§ ROWS:
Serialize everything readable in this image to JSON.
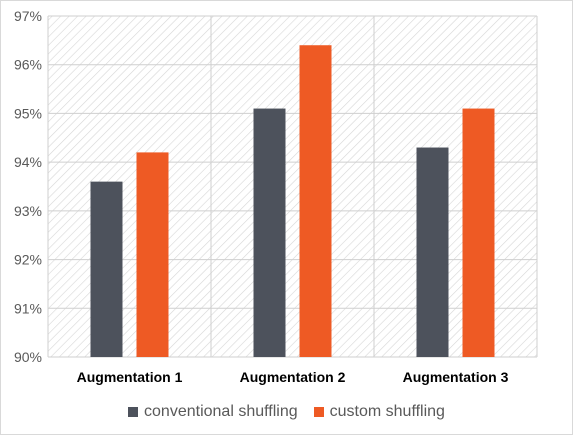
{
  "chart_data": {
    "type": "bar",
    "categories": [
      "Augmentation 1",
      "Augmentation 2",
      "Augmentation 3"
    ],
    "series": [
      {
        "name": "conventional shuffling",
        "values": [
          93.6,
          95.1,
          94.3
        ],
        "color": "#4d525c"
      },
      {
        "name": "custom shuffling",
        "values": [
          94.2,
          96.4,
          95.1
        ],
        "color": "#ee5a24"
      }
    ],
    "ylim": [
      90,
      97
    ],
    "yticks": [
      90,
      91,
      92,
      93,
      94,
      95,
      96,
      97
    ],
    "ytick_labels": [
      "90%",
      "91%",
      "92%",
      "93%",
      "94%",
      "95%",
      "96%",
      "97%"
    ],
    "xlabel": "",
    "ylabel": "",
    "title": "",
    "grid": true,
    "legend_position": "bottom"
  }
}
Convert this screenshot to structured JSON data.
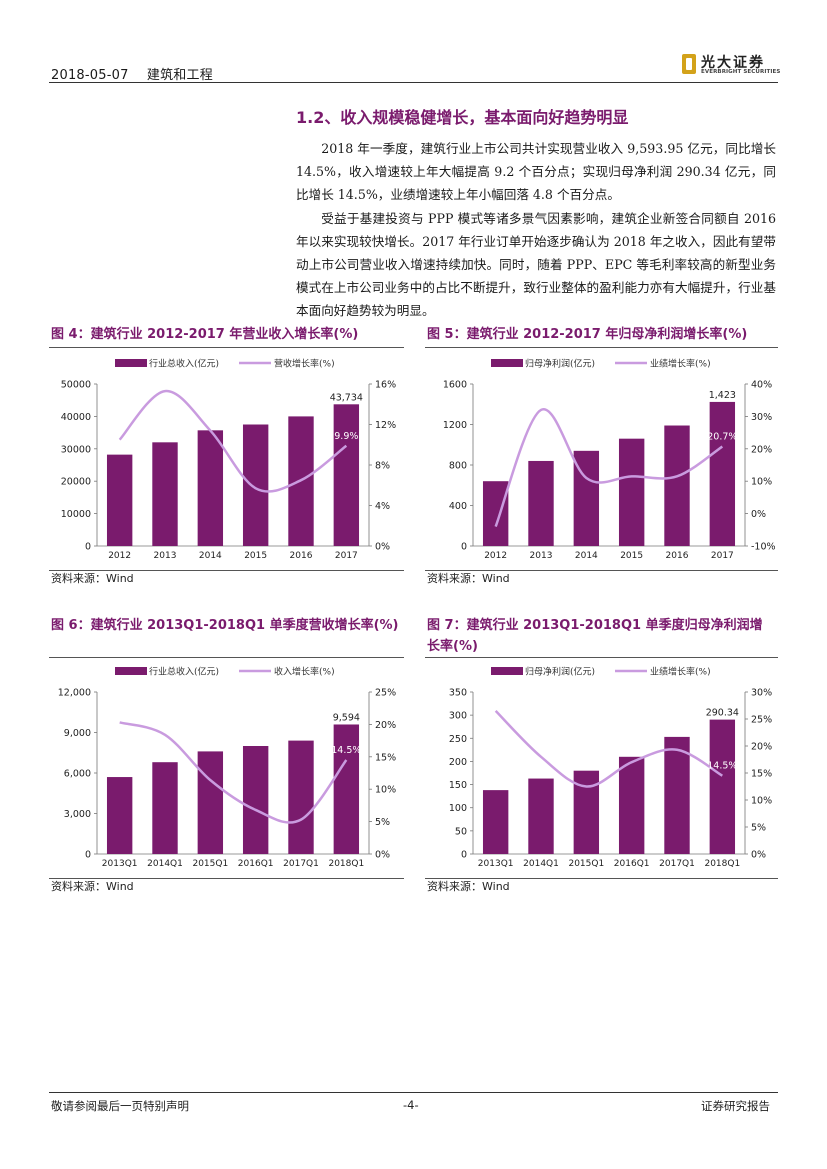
{
  "header": {
    "date": "2018-05-07",
    "sector": "建筑和工程"
  },
  "logo": {
    "cn": "光大证券",
    "en": "EVERBRIGHT SECURITIES"
  },
  "section": {
    "title": "1.2、收入规模稳健增长，基本面向好趋势明显",
    "paragraphs": [
      "2018 年一季度，建筑行业上市公司共计实现营业收入 9,593.95 亿元，同比增长 14.5%，收入增速较上年大幅提高 9.2 个百分点；实现归母净利润 290.34 亿元，同比增长 14.5%，业绩增速较上年小幅回落 4.8 个百分点。",
      "受益于基建投资与 PPP 模式等诸多景气因素影响，建筑企业新签合同额自 2016 年以来实现较快增长。2017 年行业订单开始逐步确认为 2018 年之收入，因此有望带动上市公司营业收入增速持续加快。同时，随着 PPP、EPC 等毛利率较高的新型业务模式在上市公司业务中的占比不断提升，致行业整体的盈利能力亦有大幅提升，行业基本面向好趋势较为明显。"
    ]
  },
  "figures": [
    {
      "title": "图 4：建筑行业 2012-2017 年营业收入增长率(%)",
      "source": "资料来源：Wind"
    },
    {
      "title": "图 5：建筑行业 2012-2017 年归母净利润增长率(%)",
      "source": "资料来源：Wind"
    },
    {
      "title": "图 6：建筑行业 2013Q1-2018Q1 单季度营收增长率(%)",
      "source": "资料来源：Wind"
    },
    {
      "title_line1": "图 7：建筑行业 2013Q1-2018Q1 单季度归母净利润增",
      "title_line2": "长率(%)",
      "source": "资料来源：Wind"
    }
  ],
  "colors": {
    "bar": "#7a1b6d",
    "line": "#c99bdf",
    "title": "#7a1b6d"
  },
  "chart_data": [
    {
      "type": "bar",
      "categories": [
        "2012",
        "2013",
        "2014",
        "2015",
        "2016",
        "2017"
      ],
      "series": [
        {
          "name": "行业总收入(亿元)",
          "kind": "bar",
          "axis": "left",
          "values": [
            28200,
            32000,
            35700,
            37500,
            40000,
            43734
          ],
          "labels": [
            "",
            "",
            "",
            "",
            "",
            "43,734"
          ]
        },
        {
          "name": "营收增长率(%)",
          "kind": "line",
          "axis": "right",
          "values": [
            10.5,
            15.3,
            11.4,
            5.7,
            6.5,
            9.9
          ],
          "labels": [
            "",
            "",
            "",
            "",
            "",
            "9.9%"
          ]
        }
      ],
      "ylim": [
        0,
        50000
      ],
      "yticks": [
        "0",
        "10000",
        "20000",
        "30000",
        "40000",
        "50000"
      ],
      "y2lim": [
        0,
        16
      ],
      "y2ticks": [
        "0%",
        "4%",
        "8%",
        "12%",
        "16%"
      ]
    },
    {
      "type": "bar",
      "categories": [
        "2012",
        "2013",
        "2014",
        "2015",
        "2016",
        "2017"
      ],
      "series": [
        {
          "name": "归母净利润(亿元)",
          "kind": "bar",
          "axis": "left",
          "values": [
            640,
            840,
            940,
            1060,
            1190,
            1423
          ],
          "labels": [
            "",
            "",
            "",
            "",
            "",
            "1,423"
          ]
        },
        {
          "name": "业绩增长率(%)",
          "kind": "line",
          "axis": "right",
          "values": [
            -4,
            32,
            11,
            11.5,
            11.5,
            20.7
          ],
          "labels": [
            "",
            "",
            "",
            "",
            "",
            "20.7%"
          ]
        }
      ],
      "ylim": [
        0,
        1600
      ],
      "yticks": [
        "0",
        "400",
        "800",
        "1200",
        "1600"
      ],
      "y2lim": [
        -10,
        40
      ],
      "y2ticks": [
        "-10%",
        "0%",
        "10%",
        "20%",
        "30%",
        "40%"
      ]
    },
    {
      "type": "bar",
      "categories": [
        "2013Q1",
        "2014Q1",
        "2015Q1",
        "2016Q1",
        "2017Q1",
        "2018Q1"
      ],
      "series": [
        {
          "name": "行业总收入(亿元)",
          "kind": "bar",
          "axis": "left",
          "values": [
            5700,
            6800,
            7600,
            8000,
            8400,
            9594
          ],
          "labels": [
            "",
            "",
            "",
            "",
            "",
            "9,594"
          ]
        },
        {
          "name": "收入增长率(%)",
          "kind": "line",
          "axis": "right",
          "values": [
            20.3,
            18.4,
            11.4,
            6.8,
            5.3,
            14.5
          ],
          "labels": [
            "",
            "",
            "",
            "",
            "",
            "14.5%"
          ]
        }
      ],
      "ylim": [
        0,
        12000
      ],
      "yticks": [
        "0",
        "3,000",
        "6,000",
        "9,000",
        "12,000"
      ],
      "y2lim": [
        0,
        25
      ],
      "y2ticks": [
        "0%",
        "5%",
        "10%",
        "15%",
        "20%",
        "25%"
      ]
    },
    {
      "type": "bar",
      "categories": [
        "2013Q1",
        "2014Q1",
        "2015Q1",
        "2016Q1",
        "2017Q1",
        "2018Q1"
      ],
      "series": [
        {
          "name": "归母净利润(亿元)",
          "kind": "bar",
          "axis": "left",
          "values": [
            138,
            163,
            180,
            210,
            253,
            290.34
          ],
          "labels": [
            "",
            "",
            "",
            "",
            "",
            "290.34"
          ]
        },
        {
          "name": "业绩增长率(%)",
          "kind": "line",
          "axis": "right",
          "values": [
            26.5,
            18,
            12.5,
            17,
            19.3,
            14.5
          ],
          "labels": [
            "",
            "",
            "",
            "",
            "",
            "14.5%"
          ]
        }
      ],
      "ylim": [
        0,
        350
      ],
      "yticks": [
        "0",
        "50",
        "100",
        "150",
        "200",
        "250",
        "300",
        "350"
      ],
      "y2lim": [
        0,
        30
      ],
      "y2ticks": [
        "0%",
        "5%",
        "10%",
        "15%",
        "20%",
        "25%",
        "30%"
      ]
    }
  ],
  "footer": {
    "left": "敬请参阅最后一页特别声明",
    "page": "-4-",
    "right": "证券研究报告"
  }
}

§ REQUIRED TASK: Reproduce the records, all of them, word for word; omit the pictures.

§ TASK SOLUTION:
Serialize everything readable in this image to JSON.
{
  "chart_data": {
    "type": "bar",
    "categories": [
      "Augmentation 1",
      "Augmentation 2",
      "Augmentation 3"
    ],
    "series": [
      {
        "name": "conventional shuffling",
        "values": [
          93.6,
          95.1,
          94.3
        ],
        "color": "#4d525c"
      },
      {
        "name": "custom shuffling",
        "values": [
          94.2,
          96.4,
          95.1
        ],
        "color": "#ee5a24"
      }
    ],
    "ylim": [
      90,
      97
    ],
    "yticks": [
      90,
      91,
      92,
      93,
      94,
      95,
      96,
      97
    ],
    "ytick_labels": [
      "90%",
      "91%",
      "92%",
      "93%",
      "94%",
      "95%",
      "96%",
      "97%"
    ],
    "xlabel": "",
    "ylabel": "",
    "title": "",
    "grid": true,
    "legend_position": "bottom"
  }
}
Convert this screenshot to structured JSON data.
{
  "header": {
    "date": "2018-05-07",
    "sector": "建筑和工程"
  },
  "logo": {
    "cn": "光大证券",
    "en": "EVERBRIGHT SECURITIES"
  },
  "section": {
    "title": "1.2、收入规模稳健增长，基本面向好趋势明显",
    "paragraphs": [
      "2018 年一季度，建筑行业上市公司共计实现营业收入 9,593.95 亿元，同比增长 14.5%，收入增速较上年大幅提高 9.2 个百分点；实现归母净利润 290.34 亿元，同比增长 14.5%，业绩增速较上年小幅回落 4.8 个百分点。",
      "受益于基建投资与 PPP 模式等诸多景气因素影响，建筑企业新签合同额自 2016 年以来实现较快增长。2017 年行业订单开始逐步确认为 2018 年之收入，因此有望带动上市公司营业收入增速持续加快。同时，随着 PPP、EPC 等毛利率较高的新型业务模式在上市公司业务中的占比不断提升，致行业整体的盈利能力亦有大幅提升，行业基本面向好趋势较为明显。"
    ]
  },
  "figures": [
    {
      "title": "图 4：建筑行业 2012-2017 年营业收入增长率(%)",
      "source": "资料来源：Wind"
    },
    {
      "title": "图 5：建筑行业 2012-2017 年归母净利润增长率(%)",
      "source": "资料来源：Wind"
    },
    {
      "title": "图 6：建筑行业 2013Q1-2018Q1 单季度营收增长率(%)",
      "source": "资料来源：Wind"
    },
    {
      "title_line1": "图 7：建筑行业 2013Q1-2018Q1 单季度归母净利润增",
      "title_line2": "长率(%)",
      "source": "资料来源：Wind"
    }
  ],
  "colors": {
    "bar": "#7a1b6d",
    "line": "#c99bdf",
    "title": "#7a1b6d"
  },
  "chart_data": [
    {
      "type": "bar",
      "categories": [
        "2012",
        "2013",
        "2014",
        "2015",
        "2016",
        "2017"
      ],
      "series": [
        {
          "name": "行业总收入(亿元)",
          "kind": "bar",
          "axis": "left",
          "values": [
            28200,
            32000,
            35700,
            37500,
            40000,
            43734
          ],
          "labels": [
            "",
            "",
            "",
            "",
            "",
            "43,734"
          ]
        },
        {
          "name": "营收增长率(%)",
          "kind": "line",
          "axis": "right",
          "values": [
            10.5,
            15.3,
            11.4,
            5.7,
            6.5,
            9.9
          ],
          "labels": [
            "",
            "",
            "",
            "",
            "",
            "9.9%"
          ]
        }
      ],
      "ylim": [
        0,
        50000
      ],
      "yticks": [
        "0",
        "10000",
        "20000",
        "30000",
        "40000",
        "50000"
      ],
      "y2lim": [
        0,
        16
      ],
      "y2ticks": [
        "0%",
        "4%",
        "8%",
        "12%",
        "16%"
      ]
    },
    {
      "type": "bar",
      "categories": [
        "2012",
        "2013",
        "2014",
        "2015",
        "2016",
        "2017"
      ],
      "series": [
        {
          "name": "归母净利润(亿元)",
          "kind": "bar",
          "axis": "left",
          "values": [
            640,
            840,
            940,
            1060,
            1190,
            1423
          ],
          "labels": [
            "",
            "",
            "",
            "",
            "",
            "1,423"
          ]
        },
        {
          "name": "业绩增长率(%)",
          "kind": "line",
          "axis": "right",
          "values": [
            -4,
            32,
            11,
            11.5,
            11.5,
            20.7
          ],
          "labels": [
            "",
            "",
            "",
            "",
            "",
            "20.7%"
          ]
        }
      ],
      "ylim": [
        0,
        1600
      ],
      "yticks": [
        "0",
        "400",
        "800",
        "1200",
        "1600"
      ],
      "y2lim": [
        -10,
        40
      ],
      "y2ticks": [
        "-10%",
        "0%",
        "10%",
        "20%",
        "30%",
        "40%"
      ]
    },
    {
      "type": "bar",
      "categories": [
        "2013Q1",
        "2014Q1",
        "2015Q1",
        "2016Q1",
        "2017Q1",
        "2018Q1"
      ],
      "series": [
        {
          "name": "行业总收入(亿元)",
          "kind": "bar",
          "axis": "left",
          "values": [
            5700,
            6800,
            7600,
            8000,
            8400,
            9594
          ],
          "labels": [
            "",
            "",
            "",
            "",
            "",
            "9,594"
          ]
        },
        {
          "name": "收入增长率(%)",
          "kind": "line",
          "axis": "right",
          "values": [
            20.3,
            18.4,
            11.4,
            6.8,
            5.3,
            14.5
          ],
          "labels": [
            "",
            "",
            "",
            "",
            "",
            "14.5%"
          ]
        }
      ],
      "ylim": [
        0,
        12000
      ],
      "yticks": [
        "0",
        "3,000",
        "6,000",
        "9,000",
        "12,000"
      ],
      "y2lim": [
        0,
        25
      ],
      "y2ticks": [
        "0%",
        "5%",
        "10%",
        "15%",
        "20%",
        "25%"
      ]
    },
    {
      "type": "bar",
      "categories": [
        "2013Q1",
        "2014Q1",
        "2015Q1",
        "2016Q1",
        "2017Q1",
        "2018Q1"
      ],
      "series": [
        {
          "name": "归母净利润(亿元)",
          "kind": "bar",
          "axis": "left",
          "values": [
            138,
            163,
            180,
            210,
            253,
            290.34
          ],
          "labels": [
            "",
            "",
            "",
            "",
            "",
            "290.34"
          ]
        },
        {
          "name": "业绩增长率(%)",
          "kind": "line",
          "axis": "right",
          "values": [
            26.5,
            18,
            12.5,
            17,
            19.3,
            14.5
          ],
          "labels": [
            "",
            "",
            "",
            "",
            "",
            "14.5%"
          ]
        }
      ],
      "ylim": [
        0,
        350
      ],
      "yticks": [
        "0",
        "50",
        "100",
        "150",
        "200",
        "250",
        "300",
        "350"
      ],
      "y2lim": [
        0,
        30
      ],
      "y2ticks": [
        "0%",
        "5%",
        "10%",
        "15%",
        "20%",
        "25%",
        "30%"
      ]
    }
  ],
  "footer": {
    "left": "敬请参阅最后一页特别声明",
    "page": "-4-",
    "right": "证券研究报告"
  }
}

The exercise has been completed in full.